» SET PROBLEM:
Single out each line with the word "有机碳含量低" and copy it.

Data excerpts
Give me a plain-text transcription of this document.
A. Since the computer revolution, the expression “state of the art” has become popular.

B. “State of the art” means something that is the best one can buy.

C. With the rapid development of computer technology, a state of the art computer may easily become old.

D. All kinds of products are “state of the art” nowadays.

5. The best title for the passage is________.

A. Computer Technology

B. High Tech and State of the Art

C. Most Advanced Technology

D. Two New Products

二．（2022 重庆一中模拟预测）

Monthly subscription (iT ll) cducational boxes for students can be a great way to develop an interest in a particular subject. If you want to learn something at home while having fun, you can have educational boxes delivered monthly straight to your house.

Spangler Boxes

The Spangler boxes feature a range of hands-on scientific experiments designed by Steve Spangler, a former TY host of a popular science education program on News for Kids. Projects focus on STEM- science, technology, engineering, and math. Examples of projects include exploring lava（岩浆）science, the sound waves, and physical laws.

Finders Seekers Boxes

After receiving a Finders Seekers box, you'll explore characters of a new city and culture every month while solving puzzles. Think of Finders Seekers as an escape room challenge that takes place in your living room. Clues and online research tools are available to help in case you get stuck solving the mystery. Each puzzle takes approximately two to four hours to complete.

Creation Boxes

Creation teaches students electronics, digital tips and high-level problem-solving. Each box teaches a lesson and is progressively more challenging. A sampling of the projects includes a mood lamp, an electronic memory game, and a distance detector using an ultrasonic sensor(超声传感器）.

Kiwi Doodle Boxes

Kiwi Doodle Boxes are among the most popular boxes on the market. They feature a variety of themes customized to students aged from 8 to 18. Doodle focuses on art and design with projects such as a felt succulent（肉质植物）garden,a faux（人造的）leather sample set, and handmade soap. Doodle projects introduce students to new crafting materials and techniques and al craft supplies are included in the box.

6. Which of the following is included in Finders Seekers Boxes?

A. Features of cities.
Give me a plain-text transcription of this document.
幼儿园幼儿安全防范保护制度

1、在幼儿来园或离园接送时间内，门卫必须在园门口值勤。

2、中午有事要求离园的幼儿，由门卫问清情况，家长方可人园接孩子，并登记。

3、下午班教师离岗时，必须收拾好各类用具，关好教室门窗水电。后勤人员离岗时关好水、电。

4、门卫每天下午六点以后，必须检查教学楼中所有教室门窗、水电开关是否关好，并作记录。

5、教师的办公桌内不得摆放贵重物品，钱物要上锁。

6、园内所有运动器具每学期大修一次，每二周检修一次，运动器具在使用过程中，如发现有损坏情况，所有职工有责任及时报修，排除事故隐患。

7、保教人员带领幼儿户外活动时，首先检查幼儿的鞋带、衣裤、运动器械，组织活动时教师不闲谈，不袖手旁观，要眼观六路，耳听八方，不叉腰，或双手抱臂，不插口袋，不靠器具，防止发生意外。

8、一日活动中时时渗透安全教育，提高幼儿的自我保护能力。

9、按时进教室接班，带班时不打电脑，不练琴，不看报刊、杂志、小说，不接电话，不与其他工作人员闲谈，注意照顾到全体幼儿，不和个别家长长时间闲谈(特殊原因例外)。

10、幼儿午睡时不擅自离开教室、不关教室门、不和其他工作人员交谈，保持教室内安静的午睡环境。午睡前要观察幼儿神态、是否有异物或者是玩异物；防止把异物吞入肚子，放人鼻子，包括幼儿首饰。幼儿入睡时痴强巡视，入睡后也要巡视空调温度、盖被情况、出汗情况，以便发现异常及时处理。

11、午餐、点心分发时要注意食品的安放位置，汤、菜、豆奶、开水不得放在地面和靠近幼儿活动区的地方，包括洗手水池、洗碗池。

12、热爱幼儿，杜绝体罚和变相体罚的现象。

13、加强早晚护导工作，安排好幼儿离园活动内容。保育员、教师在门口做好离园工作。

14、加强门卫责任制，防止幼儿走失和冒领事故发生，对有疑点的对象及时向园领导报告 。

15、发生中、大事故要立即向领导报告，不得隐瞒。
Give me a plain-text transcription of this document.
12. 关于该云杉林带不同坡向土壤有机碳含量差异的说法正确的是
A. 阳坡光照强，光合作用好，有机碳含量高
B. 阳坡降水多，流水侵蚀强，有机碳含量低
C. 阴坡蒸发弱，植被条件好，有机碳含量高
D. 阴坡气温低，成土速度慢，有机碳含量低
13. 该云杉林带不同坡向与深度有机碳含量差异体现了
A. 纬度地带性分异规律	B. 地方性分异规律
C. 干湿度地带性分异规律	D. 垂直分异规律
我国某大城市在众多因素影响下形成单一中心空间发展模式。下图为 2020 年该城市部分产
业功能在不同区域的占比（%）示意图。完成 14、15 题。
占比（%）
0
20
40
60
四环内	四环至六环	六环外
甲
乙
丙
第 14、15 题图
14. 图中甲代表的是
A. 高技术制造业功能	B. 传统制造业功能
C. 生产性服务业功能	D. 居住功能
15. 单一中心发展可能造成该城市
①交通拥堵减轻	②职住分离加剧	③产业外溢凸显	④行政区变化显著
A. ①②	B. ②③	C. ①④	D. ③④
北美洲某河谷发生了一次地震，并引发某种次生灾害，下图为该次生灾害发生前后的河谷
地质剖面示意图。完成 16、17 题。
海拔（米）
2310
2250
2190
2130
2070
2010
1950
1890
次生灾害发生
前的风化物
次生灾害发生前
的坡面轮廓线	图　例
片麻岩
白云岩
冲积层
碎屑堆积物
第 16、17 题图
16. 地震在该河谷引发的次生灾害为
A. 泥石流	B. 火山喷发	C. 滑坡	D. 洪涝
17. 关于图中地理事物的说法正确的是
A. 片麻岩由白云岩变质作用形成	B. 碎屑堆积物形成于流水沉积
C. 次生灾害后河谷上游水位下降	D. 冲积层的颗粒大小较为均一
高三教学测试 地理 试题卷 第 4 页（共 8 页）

» CORRECT RESPONSE:
B. 阳坡降水多，流水侵蚀强，有机碳含量低
D. 阴坡气温低，成土速度慢，有机碳含量低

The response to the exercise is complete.